(Extracted records)
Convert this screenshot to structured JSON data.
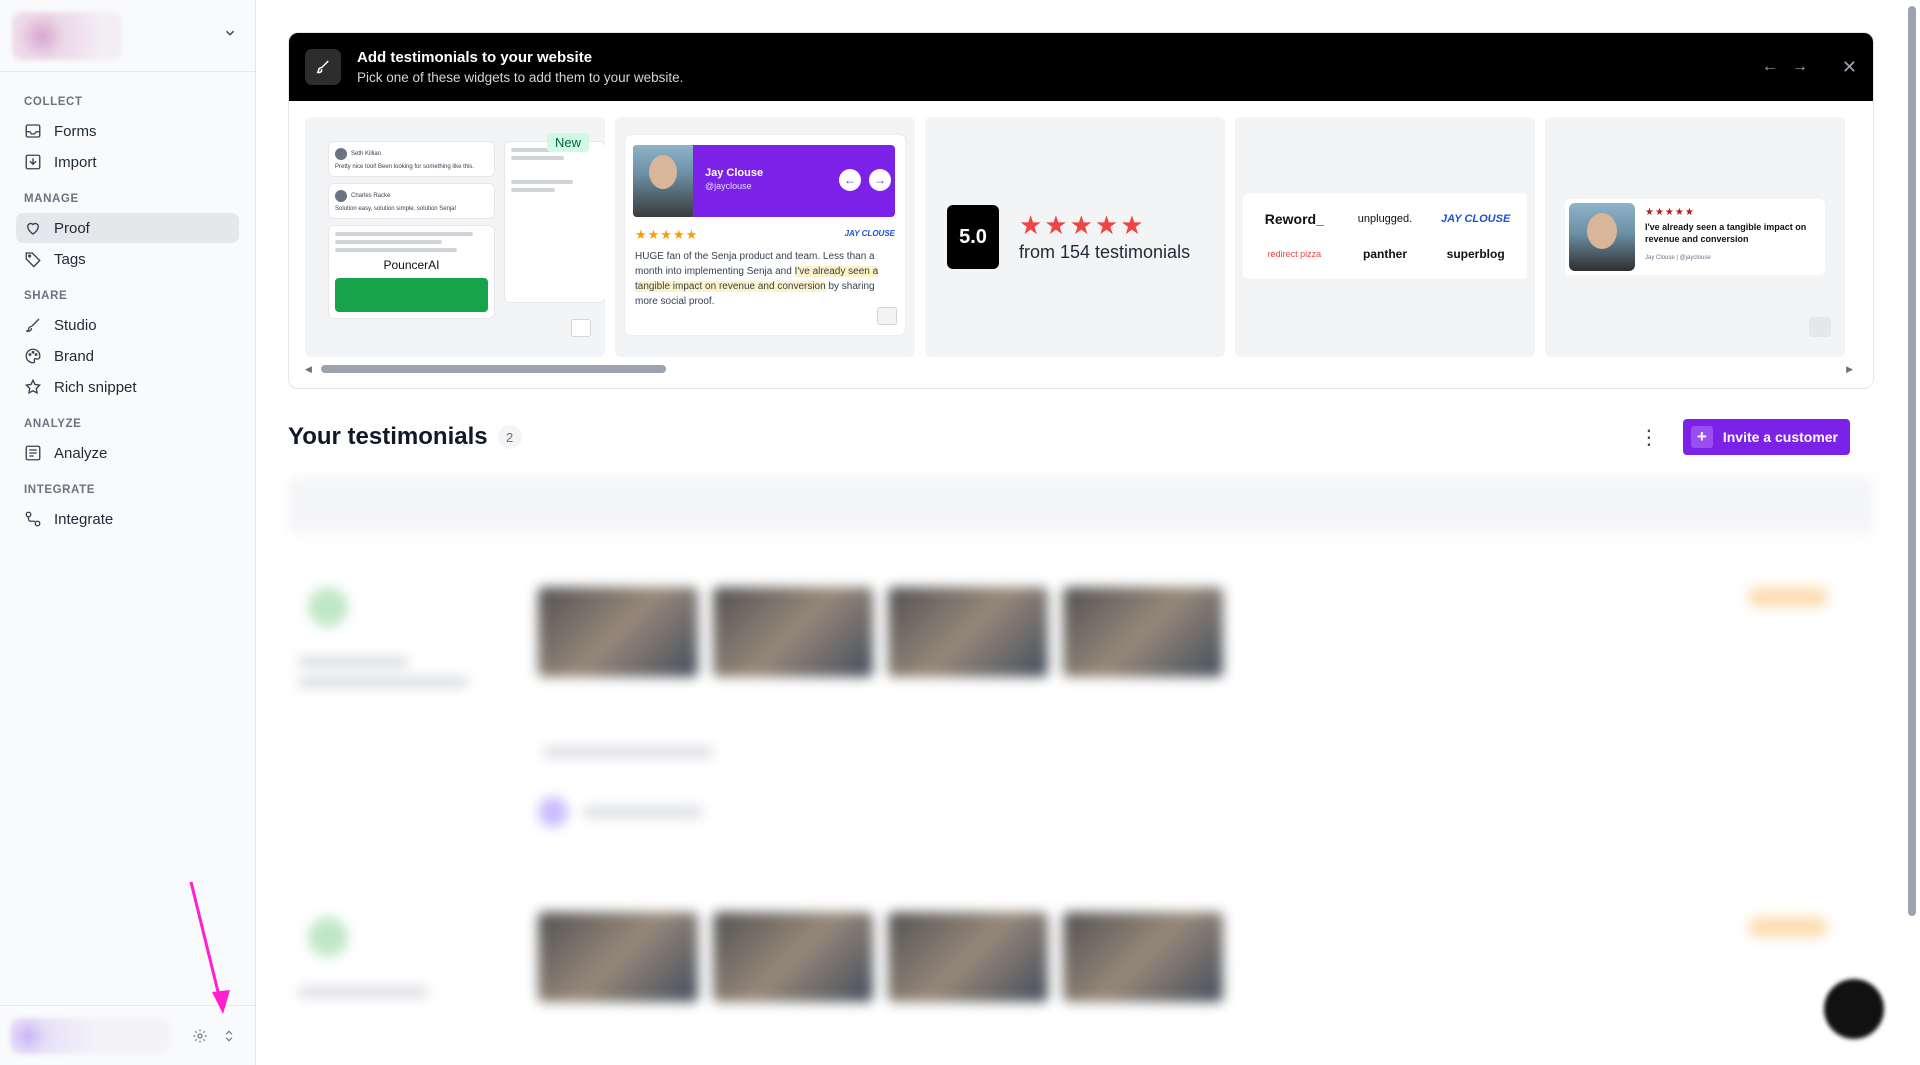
{
  "sidebar": {
    "sections": [
      {
        "label": "COLLECT",
        "items": [
          {
            "label": "Forms",
            "icon": "inbox-icon"
          },
          {
            "label": "Import",
            "icon": "import-icon"
          }
        ]
      },
      {
        "label": "MANAGE",
        "items": [
          {
            "label": "Proof",
            "icon": "heart-icon"
          },
          {
            "label": "Tags",
            "icon": "tag-icon"
          }
        ]
      },
      {
        "label": "SHARE",
        "items": [
          {
            "label": "Studio",
            "icon": "brush-icon"
          },
          {
            "label": "Brand",
            "icon": "palette-icon"
          },
          {
            "label": "Rich snippet",
            "icon": "star-icon"
          }
        ]
      },
      {
        "label": "ANALYZE",
        "items": [
          {
            "label": "Analyze",
            "icon": "analyze-icon"
          }
        ]
      },
      {
        "label": "INTEGRATE",
        "items": [
          {
            "label": "Integrate",
            "icon": "integrate-icon"
          }
        ]
      }
    ],
    "active_item": "Proof"
  },
  "widgets": {
    "title": "Add testimonials to your website",
    "subtitle": "Pick one of these widgets to add them to your website.",
    "badge_new": "New",
    "wall": {
      "name1": "Seth Killian",
      "text1": "Pretty nice tool! Been looking for something like this.",
      "name2": "Charles Racke",
      "text2": "Solution easy, solution simple, solution Senja!",
      "logo": "PouncerAI"
    },
    "carousel": {
      "name": "Jay Clouse",
      "handle": "@jayclouse",
      "stars": "★★★★★",
      "logo": "JAY CLOUSE",
      "text_before": "HUGE fan of the Senja product and team. Less than a month into implementing Senja and ",
      "text_highlight": "I've already seen a tangible impact on revenue and conversion",
      "text_after": " by sharing more social proof."
    },
    "rating": {
      "score": "5.0",
      "stars": "★★★★★",
      "text": "from 154 testimonials"
    },
    "logos": [
      "Reword_",
      "unplugged.",
      "JAY CLOUSE",
      "redirect pizza",
      "panther",
      "superblog"
    ],
    "single": {
      "stars": "★★★★★",
      "text": "I've already seen a tangible impact on revenue and conversion",
      "by": "Jay Clouse | @jayclouse"
    }
  },
  "testimonials": {
    "title": "Your testimonials",
    "count": "2",
    "invite_label": "Invite a customer"
  },
  "colors": {
    "accent": "#7c22e8",
    "annotation_arrow": "#ff1fd1",
    "stars_red": "#ef4444"
  }
}
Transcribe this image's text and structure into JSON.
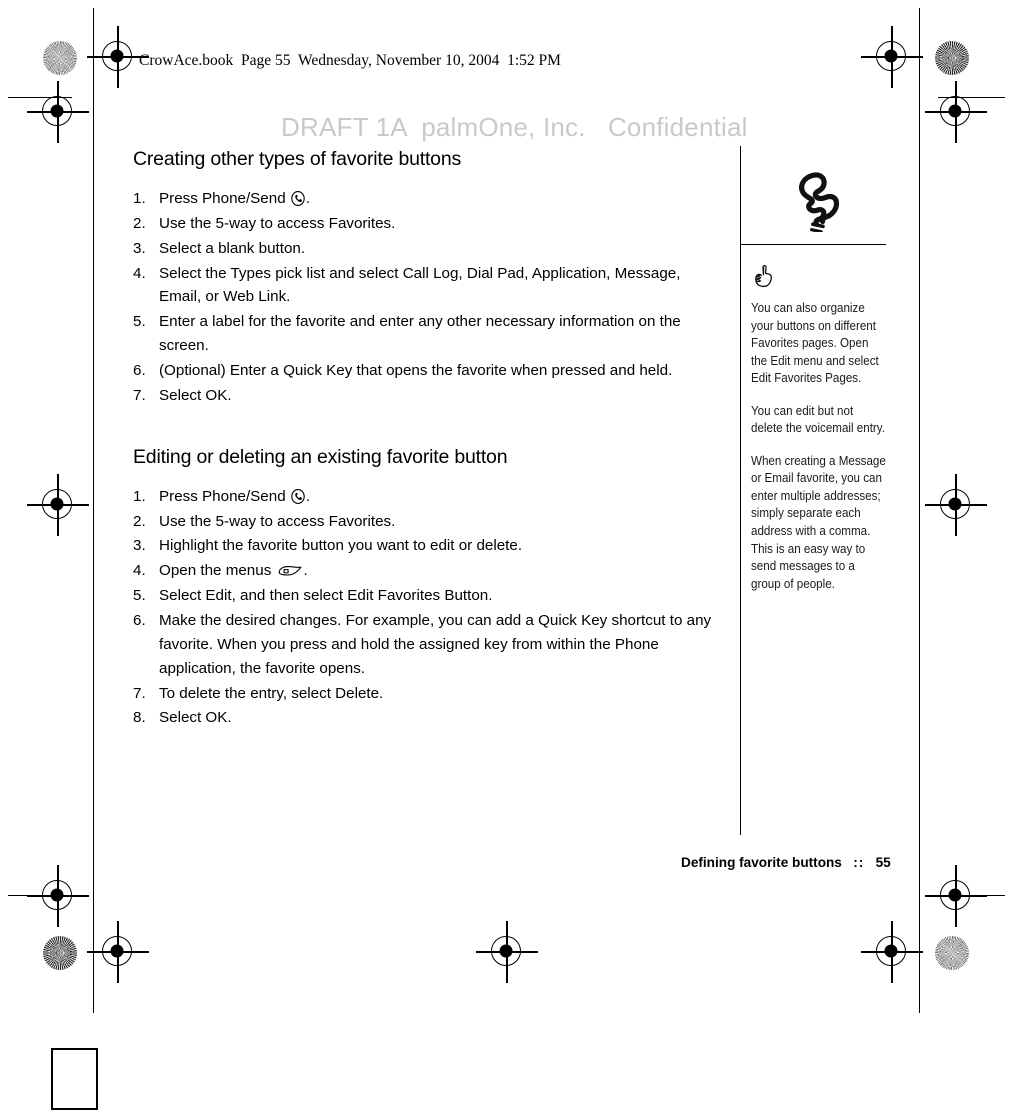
{
  "header": {
    "book_line": "CrowAce.book  Page 55  Wednesday, November 10, 2004  1:52 PM"
  },
  "watermark": {
    "text": "DRAFT 1A  palmOne, Inc.   Confidential",
    "color": "#c9c9c9"
  },
  "main": {
    "sections": [
      {
        "heading": "Creating other types of favorite buttons",
        "steps": [
          {
            "num": "1.",
            "text_before": "Press Phone/Send ",
            "icon": "phone-send-icon",
            "text_after": "."
          },
          {
            "num": "2.",
            "text_before": "Use the 5-way to access Favorites.",
            "icon": null,
            "text_after": ""
          },
          {
            "num": "3.",
            "text_before": "Select a blank button.",
            "icon": null,
            "text_after": ""
          },
          {
            "num": "4.",
            "text_before": "Select the Types pick list and select Call Log, Dial Pad, Application, Message, Email, or Web Link.",
            "icon": null,
            "text_after": ""
          },
          {
            "num": "5.",
            "text_before": "Enter a label for the favorite and enter any other necessary information on the  screen.",
            "icon": null,
            "text_after": ""
          },
          {
            "num": "6.",
            "text_before": "(Optional) Enter a Quick Key that opens the favorite when pressed and held.",
            "icon": null,
            "text_after": ""
          },
          {
            "num": "7.",
            "text_before": "Select OK.",
            "icon": null,
            "text_after": ""
          }
        ]
      },
      {
        "heading": "Editing or deleting an existing favorite button",
        "steps": [
          {
            "num": "1.",
            "text_before": "Press Phone/Send ",
            "icon": "phone-send-icon",
            "text_after": "."
          },
          {
            "num": "2.",
            "text_before": "Use the 5-way to access Favorites.",
            "icon": null,
            "text_after": ""
          },
          {
            "num": "3.",
            "text_before": "Highlight the favorite button you want to edit or delete.",
            "icon": null,
            "text_after": ""
          },
          {
            "num": "4.",
            "text_before": "Open the menus  ",
            "icon": "menu-icon",
            "text_after": "."
          },
          {
            "num": "5.",
            "text_before": "Select Edit, and then select Edit Favorites Button.",
            "icon": null,
            "text_after": ""
          },
          {
            "num": "6.",
            "text_before": "Make the desired changes. For example, you can add a Quick Key shortcut to any  favorite. When you press and hold the assigned key from within the Phone application, the favorite opens.",
            "icon": null,
            "text_after": ""
          },
          {
            "num": "7.",
            "text_before": "To delete the entry, select Delete.",
            "icon": null,
            "text_after": ""
          },
          {
            "num": "8.",
            "text_before": "Select OK.",
            "icon": null,
            "text_after": ""
          }
        ]
      }
    ]
  },
  "sidebar": {
    "chapter_icon": "phone-handset-icon",
    "tip_icon": "pointing-hand-tip-icon",
    "tips": [
      "You can also organize your buttons on different Favorites pages. Open the Edit menu and select Edit Favorites Pages.",
      "You can edit but not delete the voicemail entry.",
      "When creating a Message or Email favorite, you can enter multiple addresses; simply separate each address with a comma. This is an easy way to send messages to a group of people."
    ]
  },
  "footer": {
    "title": "Defining favorite buttons",
    "separator": "::",
    "page_number": "55"
  }
}
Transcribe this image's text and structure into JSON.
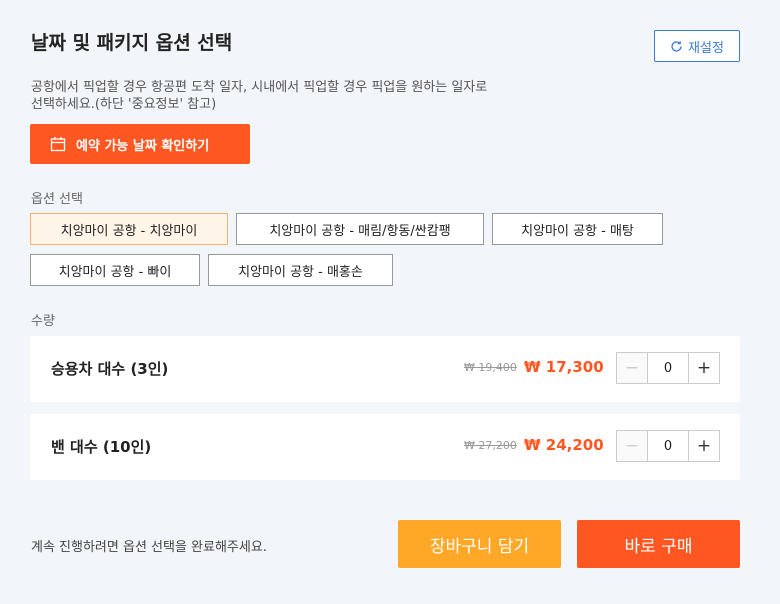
{
  "header": {
    "title": "날짜 및 패키지 옵션 선택",
    "reset_label": "재설정"
  },
  "description": "공항에서 픽업할 경우 항공편 도착 일자, 시내에서 픽업할 경우 픽업을 원하는 일자로 선택하세요.(하단 '중요정보' 참고)",
  "date_button_label": "예약 가능 날짜 확인하기",
  "options": {
    "label": "옵션 선택",
    "items": [
      "치앙마이 공항 - 치앙마이",
      "치앙마이 공항 - 매림/항동/싼캄팽",
      "치앙마이 공항 - 매탕",
      "치앙마이 공항 - 빠이",
      "치앙마이 공항 - 매홍손"
    ],
    "selected": "치앙마이 공항 - 치앙마이"
  },
  "quantity": {
    "label": "수량",
    "rows": [
      {
        "label": "승용차 대수 (3인)",
        "old_price": "₩ 19,400",
        "price": "₩ 17,300",
        "qty": "0"
      },
      {
        "label": "밴 대수 (10인)",
        "old_price": "₩ 27,200",
        "price": "₩ 24,200",
        "qty": "0"
      }
    ]
  },
  "footer": {
    "note": "계속 진행하려면 옵션 선택을 완료해주세요.",
    "cart_label": "장바구니 담기",
    "buy_label": "바로 구매"
  },
  "colors": {
    "accent": "#ff5722",
    "cart": "#ffa726",
    "link": "#3c7bd6"
  }
}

• _Exercise directions_
Quote the preceding records in their entirety, excluding every picture.

• _Output of the exercise_
Convert this screenshot to structured JSON data.
{
  "sidebar": {
    "sections": [
      {
        "label": "COLLECT",
        "items": [
          {
            "label": "Forms",
            "icon": "inbox-icon"
          },
          {
            "label": "Import",
            "icon": "import-icon"
          }
        ]
      },
      {
        "label": "MANAGE",
        "items": [
          {
            "label": "Proof",
            "icon": "heart-icon"
          },
          {
            "label": "Tags",
            "icon": "tag-icon"
          }
        ]
      },
      {
        "label": "SHARE",
        "items": [
          {
            "label": "Studio",
            "icon": "brush-icon"
          },
          {
            "label": "Brand",
            "icon": "palette-icon"
          },
          {
            "label": "Rich snippet",
            "icon": "star-icon"
          }
        ]
      },
      {
        "label": "ANALYZE",
        "items": [
          {
            "label": "Analyze",
            "icon": "analyze-icon"
          }
        ]
      },
      {
        "label": "INTEGRATE",
        "items": [
          {
            "label": "Integrate",
            "icon": "integrate-icon"
          }
        ]
      }
    ],
    "active_item": "Proof"
  },
  "widgets": {
    "title": "Add testimonials to your website",
    "subtitle": "Pick one of these widgets to add them to your website.",
    "badge_new": "New",
    "wall": {
      "name1": "Seth Killian",
      "text1": "Pretty nice tool! Been looking for something like this.",
      "name2": "Charles Racke",
      "text2": "Solution easy, solution simple, solution Senja!",
      "logo": "PouncerAI"
    },
    "carousel": {
      "name": "Jay Clouse",
      "handle": "@jayclouse",
      "stars": "★★★★★",
      "logo": "JAY CLOUSE",
      "text_before": "HUGE fan of the Senja product and team. Less than a month into implementing Senja and ",
      "text_highlight": "I've already seen a tangible impact on revenue and conversion",
      "text_after": " by sharing more social proof."
    },
    "rating": {
      "score": "5.0",
      "stars": "★★★★★",
      "text": "from 154 testimonials"
    },
    "logos": [
      "Reword_",
      "unplugged.",
      "JAY CLOUSE",
      "redirect pizza",
      "panther",
      "superblog"
    ],
    "single": {
      "stars": "★★★★★",
      "text": "I've already seen a tangible impact on revenue and conversion",
      "by": "Jay Clouse | @jayclouse"
    }
  },
  "testimonials": {
    "title": "Your testimonials",
    "count": "2",
    "invite_label": "Invite a customer"
  },
  "colors": {
    "accent": "#7c22e8",
    "annotation_arrow": "#ff1fd1",
    "stars_red": "#ef4444"
  }
}
Transcribe this image's text and structure into JSON.
{
  "header": {
    "book_line": "CrowAce.book  Page 55  Wednesday, November 10, 2004  1:52 PM"
  },
  "watermark": {
    "text": "DRAFT 1A  palmOne, Inc.   Confidential",
    "color": "#c9c9c9"
  },
  "main": {
    "sections": [
      {
        "heading": "Creating other types of favorite buttons",
        "steps": [
          {
            "num": "1.",
            "text_before": "Press Phone/Send ",
            "icon": "phone-send-icon",
            "text_after": "."
          },
          {
            "num": "2.",
            "text_before": "Use the 5-way to access Favorites.",
            "icon": null,
            "text_after": ""
          },
          {
            "num": "3.",
            "text_before": "Select a blank button.",
            "icon": null,
            "text_after": ""
          },
          {
            "num": "4.",
            "text_before": "Select the Types pick list and select Call Log, Dial Pad, Application, Message, Email, or Web Link.",
            "icon": null,
            "text_after": ""
          },
          {
            "num": "5.",
            "text_before": "Enter a label for the favorite and enter any other necessary information on the  screen.",
            "icon": null,
            "text_after": ""
          },
          {
            "num": "6.",
            "text_before": "(Optional) Enter a Quick Key that opens the favorite when pressed and held.",
            "icon": null,
            "text_after": ""
          },
          {
            "num": "7.",
            "text_before": "Select OK.",
            "icon": null,
            "text_after": ""
          }
        ]
      },
      {
        "heading": "Editing or deleting an existing favorite button",
        "steps": [
          {
            "num": "1.",
            "text_before": "Press Phone/Send ",
            "icon": "phone-send-icon",
            "text_after": "."
          },
          {
            "num": "2.",
            "text_before": "Use the 5-way to access Favorites.",
            "icon": null,
            "text_after": ""
          },
          {
            "num": "3.",
            "text_before": "Highlight the favorite button you want to edit or delete.",
            "icon": null,
            "text_after": ""
          },
          {
            "num": "4.",
            "text_before": "Open the menus  ",
            "icon": "menu-icon",
            "text_after": "."
          },
          {
            "num": "5.",
            "text_before": "Select Edit, and then select Edit Favorites Button.",
            "icon": null,
            "text_after": ""
          },
          {
            "num": "6.",
            "text_before": "Make the desired changes. For example, you can add a Quick Key shortcut to any  favorite. When you press and hold the assigned key from within the Phone application, the favorite opens.",
            "icon": null,
            "text_after": ""
          },
          {
            "num": "7.",
            "text_before": "To delete the entry, select Delete.",
            "icon": null,
            "text_after": ""
          },
          {
            "num": "8.",
            "text_before": "Select OK.",
            "icon": null,
            "text_after": ""
          }
        ]
      }
    ]
  },
  "sidebar": {
    "chapter_icon": "phone-handset-icon",
    "tip_icon": "pointing-hand-tip-icon",
    "tips": [
      "You can also organize your buttons on different Favorites pages. Open the Edit menu and select Edit Favorites Pages.",
      "You can edit but not delete the voicemail entry.",
      "When creating a Message or Email favorite, you can enter multiple addresses; simply separate each address with a comma. This is an easy way to send messages to a group of people."
    ]
  },
  "footer": {
    "title": "Defining favorite buttons",
    "separator": "::",
    "page_number": "55"
  }
}
Transcribe this image's text and structure into JSON.
{
  "header": {
    "title": "날짜 및 패키지 옵션 선택",
    "reset_label": "재설정"
  },
  "description": "공항에서 픽업할 경우 항공편 도착 일자, 시내에서 픽업할 경우 픽업을 원하는 일자로 선택하세요.(하단 '중요정보' 참고)",
  "date_button_label": "예약 가능 날짜 확인하기",
  "options": {
    "label": "옵션 선택",
    "items": [
      "치앙마이 공항 - 치앙마이",
      "치앙마이 공항 - 매림/항동/싼캄팽",
      "치앙마이 공항 - 매탕",
      "치앙마이 공항 - 빠이",
      "치앙마이 공항 - 매홍손"
    ],
    "selected": "치앙마이 공항 - 치앙마이"
  },
  "quantity": {
    "label": "수량",
    "rows": [
      {
        "label": "승용차 대수 (3인)",
        "old_price": "₩ 19,400",
        "price": "₩ 17,300",
        "qty": "0"
      },
      {
        "label": "밴 대수 (10인)",
        "old_price": "₩ 27,200",
        "price": "₩ 24,200",
        "qty": "0"
      }
    ]
  },
  "footer": {
    "note": "계속 진행하려면 옵션 선택을 완료해주세요.",
    "cart_label": "장바구니 담기",
    "buy_label": "바로 구매"
  },
  "colors": {
    "accent": "#ff5722",
    "cart": "#ffa726",
    "link": "#3c7bd6"
  }
}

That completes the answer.